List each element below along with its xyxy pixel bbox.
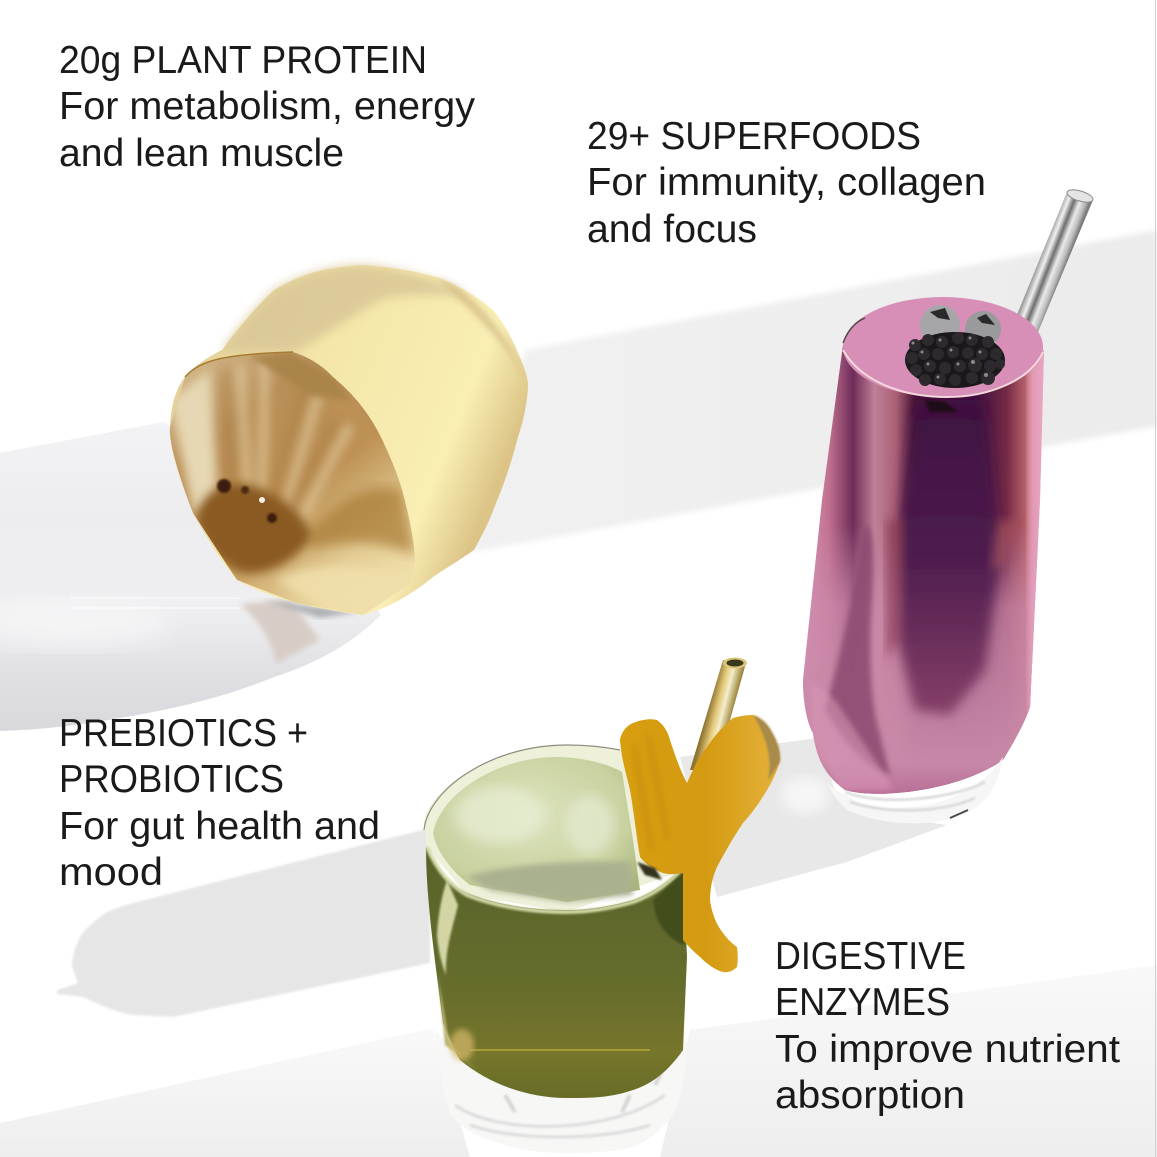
glare [470,1049,650,1051]
coconut cut face [170,352,415,615]
text: plant protein: For metabolism, energy [59,85,476,128]
glass rim and foam [424,745,685,912]
front rim highlight [427,847,683,912]
text: superfoods: and focus [587,208,757,251]
icon: metal straw [1012,187,1094,332]
dark seeds under rim [925,400,958,412]
text: digestive enzymes: ENZYMES [775,981,950,1024]
text: prebiotics and probiotics: PROBIOTICS [59,758,284,801]
text: digestive enzymes: DIGESTIVE [775,935,966,978]
coconut husk [170,265,528,615]
liquid surface shade [467,862,633,902]
foam patches [455,787,545,843]
text: digestive enzymes: absorption [775,1074,965,1117]
glass base [435,1030,687,1153]
ginger streaks [634,735,668,850]
coconut right rim shading [437,277,528,387]
coconut cut rim line [185,352,293,377]
text: digestive enzymes [775,935,1120,1117]
burn mark [637,862,662,880]
text: prebiotics and probiotics: mood [59,851,163,894]
icon: green drink glass [424,658,780,1153]
icon: purple smoothie glass [800,187,1094,823]
upper right light band [474,230,1157,552]
text: plant protein [59,39,476,175]
text: prebiotics and probiotics: For gut health and [59,805,380,848]
text: plant protein: and lean muscle [59,132,344,175]
green glass shadow [57,828,430,1017]
text: superfoods: For immunity, collagen [587,161,986,204]
text: superfoods [587,115,986,251]
icon: ginger slice [620,715,780,972]
smoothie glass body [800,340,1050,800]
left highlight [437,880,458,975]
smoothie foam surface [843,297,1043,397]
coconut top shading [222,265,470,352]
text: prebiotics and probiotics: PREBIOTICS + [59,712,308,755]
ginger skin [753,715,780,780]
shadow under ginger [653,872,684,945]
icon: blueberries and blackberry [905,305,1005,388]
text: plant protein: 20g PLANT PROTEIN [59,39,427,82]
icon: gold straw [690,658,747,770]
glass base [827,757,1003,823]
icon: coconut [170,265,528,615]
right page edge [1155,0,1156,1157]
text: digestive enzymes: To improve nutrient [775,1028,1120,1071]
green liquid [426,847,687,1098]
coconut shadow [0,422,381,731]
lower left light band [0,1028,470,1157]
text: prebiotics and probiotics [59,712,380,894]
purple glass shadow [680,738,947,897]
lower right light band [660,965,1157,1157]
text: superfoods: 29+ SUPERFOODS [587,115,921,158]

◆ ◆ ◆ ◆ ◆ ◆ ◆

Whenever the string "enzymes" shows up in a line of the records, copy that line.

text: digestive enzymes: ENZYMES [775,981,950,1024]
text: digestive enzymes: DIGESTIVE [775,935,966,978]
text: digestive enzymes: absorption [775,1074,965,1117]
text: digestive enzymes [775,935,1120,1117]
text: digestive enzymes: To improve nutrient [775,1028,1120,1071]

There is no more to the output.